Retype all of the entries word for word.

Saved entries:
····················

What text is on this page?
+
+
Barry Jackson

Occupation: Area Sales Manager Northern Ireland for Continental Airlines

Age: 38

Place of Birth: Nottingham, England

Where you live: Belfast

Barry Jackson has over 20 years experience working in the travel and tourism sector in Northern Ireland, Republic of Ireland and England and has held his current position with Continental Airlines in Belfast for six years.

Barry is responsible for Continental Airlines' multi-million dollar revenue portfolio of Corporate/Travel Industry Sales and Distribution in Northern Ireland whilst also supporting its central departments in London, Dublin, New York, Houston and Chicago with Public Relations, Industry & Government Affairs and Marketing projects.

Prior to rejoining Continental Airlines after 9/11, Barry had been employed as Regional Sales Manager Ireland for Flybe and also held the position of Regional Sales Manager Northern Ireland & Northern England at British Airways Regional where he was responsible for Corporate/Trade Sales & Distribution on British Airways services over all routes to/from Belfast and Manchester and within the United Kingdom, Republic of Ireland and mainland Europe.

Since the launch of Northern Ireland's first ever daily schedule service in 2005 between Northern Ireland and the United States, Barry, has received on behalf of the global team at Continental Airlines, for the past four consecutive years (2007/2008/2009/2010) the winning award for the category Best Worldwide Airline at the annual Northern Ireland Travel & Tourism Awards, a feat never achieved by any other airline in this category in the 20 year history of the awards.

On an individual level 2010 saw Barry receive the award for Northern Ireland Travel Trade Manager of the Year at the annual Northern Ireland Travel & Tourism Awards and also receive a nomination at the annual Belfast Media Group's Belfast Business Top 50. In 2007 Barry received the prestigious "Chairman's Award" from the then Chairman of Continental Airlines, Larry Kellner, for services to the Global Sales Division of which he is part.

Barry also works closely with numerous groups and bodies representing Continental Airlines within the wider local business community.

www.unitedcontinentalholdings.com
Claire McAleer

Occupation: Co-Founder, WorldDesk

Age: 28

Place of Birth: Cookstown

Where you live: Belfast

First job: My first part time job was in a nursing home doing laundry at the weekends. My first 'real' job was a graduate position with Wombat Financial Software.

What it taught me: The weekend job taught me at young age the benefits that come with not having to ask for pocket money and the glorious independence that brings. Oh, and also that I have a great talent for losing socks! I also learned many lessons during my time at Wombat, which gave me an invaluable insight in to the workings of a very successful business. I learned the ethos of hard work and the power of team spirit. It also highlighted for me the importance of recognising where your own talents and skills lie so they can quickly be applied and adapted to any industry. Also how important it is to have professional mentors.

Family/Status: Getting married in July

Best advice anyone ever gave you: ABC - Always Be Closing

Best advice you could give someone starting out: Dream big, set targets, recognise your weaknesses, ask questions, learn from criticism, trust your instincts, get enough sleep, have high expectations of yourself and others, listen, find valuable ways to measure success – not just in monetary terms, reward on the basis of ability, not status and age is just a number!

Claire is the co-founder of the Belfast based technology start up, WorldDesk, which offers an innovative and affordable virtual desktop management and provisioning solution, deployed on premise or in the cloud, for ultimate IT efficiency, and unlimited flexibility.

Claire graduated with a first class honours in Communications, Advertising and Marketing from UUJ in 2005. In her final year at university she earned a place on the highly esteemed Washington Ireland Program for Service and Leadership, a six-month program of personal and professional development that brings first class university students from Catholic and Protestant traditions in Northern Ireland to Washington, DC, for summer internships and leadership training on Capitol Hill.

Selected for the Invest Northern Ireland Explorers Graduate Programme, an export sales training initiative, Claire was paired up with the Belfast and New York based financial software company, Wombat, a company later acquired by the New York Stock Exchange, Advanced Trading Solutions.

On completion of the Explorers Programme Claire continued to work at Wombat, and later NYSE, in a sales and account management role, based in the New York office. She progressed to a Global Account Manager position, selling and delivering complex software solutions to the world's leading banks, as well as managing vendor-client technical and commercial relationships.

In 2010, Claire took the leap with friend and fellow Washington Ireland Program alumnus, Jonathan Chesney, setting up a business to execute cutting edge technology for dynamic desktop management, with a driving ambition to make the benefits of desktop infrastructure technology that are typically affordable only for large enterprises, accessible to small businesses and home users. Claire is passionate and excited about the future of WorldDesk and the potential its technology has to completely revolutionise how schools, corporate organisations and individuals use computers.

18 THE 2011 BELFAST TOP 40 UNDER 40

····················

* TASK RESPONSE *
What text is on this page?
+
+
Barry Jackson

Occupation: Area Sales Manager Northern Ireland for Continental Airlines

Age: 38

Place of Birth: Nottingham, England

Where you live: Belfast

Barry Jackson has over 20 years experience working in the travel and tourism sector in Northern Ireland, Republic of Ireland and England and has held his current position with Continental Airlines in Belfast for six years.

Barry is responsible for Continental Airlines' multi-million dollar revenue portfolio of Corporate/Travel Industry Sales and Distribution in Northern Ireland whilst also supporting its central departments in London, Dublin, New York, Houston and Chicago with Public Relations, Industry & Government Affairs and Marketing projects.

Prior to rejoining Continental Airlines after 9/11, Barry had been employed as Regional Sales Manager Ireland for Flybe and also held the position of Regional Sales Manager Northern Ireland & Northern England at British Airways Regional where he was responsible for Corporate/Trade Sales & Distribution on British Airways services over all routes to/from Belfast and Manchester and within the United Kingdom, Republic of Ireland and mainland Europe.

Since the launch of Northern Ireland's first ever daily schedule service in 2005 between Northern Ireland and the United States, Barry, has received on behalf of the global team at Continental Airlines, for the past four consecutive years (2007/2008/2009/2010) the winning award for the category Best Worldwide Airline at the annual Northern Ireland Travel & Tourism Awards, a feat never achieved by any other airline in this category in the 20 year history of the awards.

On an individual level 2010 saw Barry receive the award for Northern Ireland Travel Trade Manager of the Year at the annual Northern Ireland Travel & Tourism Awards and also receive a nomination at the annual Belfast Media Group's Belfast Business Top 50. In 2007 Barry received the prestigious "Chairman's Award" from the then Chairman of Continental Airlines, Larry Kellner, for services to the Global Sales Division of which he is part.

Barry also works closely with numerous groups and bodies representing Continental Airlines within the wider local business community.

www.unitedcontinentalholdings.com
Claire McAleer

Occupation: Co-Founder, WorldDesk

Age: 28

Place of Birth: Cookstown

Where you live: Belfast

First job: My first part time job was in a nursing home doing laundry at the weekends. My first 'real' job was a graduate position with Wombat Financial Software.

What it taught me: The weekend job taught me at young age the benefits that come with not having to ask for pocket money and the glorious independence that brings. Oh, and also that I have a great talent for losing socks! I also learned many lessons during my time at Wombat, which gave me an invaluable insight in to the workings of a very successful business. I learned the ethos of hard work and the power of team spirit. It also highlighted for me the importance of recognising where your own talents and skills lie so they can quickly be applied and adapted to any industry. Also how important it is to have professional mentors.

Family/Status: Getting married in July

Best advice anyone ever gave you: ABC - Always Be Closing

Best advice you could give someone starting out: Dream big, set targets, recognise your weaknesses, ask questions, learn from criticism, trust your instincts, get enough sleep, have high expectations of yourself and others, listen, find valuable ways to measure success – not just in monetary terms, reward on the basis of ability, not status and age is just a number!

Claire is the co-founder of the Belfast based technology start up, WorldDesk, which offers an innovative and affordable virtual desktop management and provisioning solution, deployed on premise or in the cloud, for ultimate IT efficiency, and unlimited flexibility.

Claire graduated with a first class honours in Communications, Advertising and Marketing from UUJ in 2005. In her final year at university she earned a place on the highly esteemed Washington Ireland Program for Service and Leadership, a six-month program of personal and professional development that brings first class university students from Catholic and Protestant traditions in Northern Ireland to Washington, DC, for summer internships and leadership training on Capitol Hill.

Selected for the Invest Northern Ireland Explorers Graduate Programme, an export sales training initiative, Claire was paired up with the Belfast and New York based financial software company, Wombat, a company later acquired by the New York Stock Exchange, Advanced Trading Solutions.

On completion of the Explorers Programme Claire continued to work at Wombat, and later NYSE, in a sales and account management role, based in the New York office. She progressed to a Global Account Manager position, selling and delivering complex software solutions to the world's leading banks, as well as managing vendor-client technical and commercial relationships.

In 2010, Claire took the leap with friend and fellow Washington Ireland Program alumnus, Jonathan Chesney, setting up a business to execute cutting edge technology for dynamic desktop management, with a driving ambition to make the benefits of desktop infrastructure technology that are typically affordable only for large enterprises, accessible to small businesses and home users. Claire is passionate and excited about the future of WorldDesk and the potential its technology has to completely revolutionise how schools, corporate organisations and individuals use computers.

18 THE 2011 BELFAST TOP 40 UNDER 40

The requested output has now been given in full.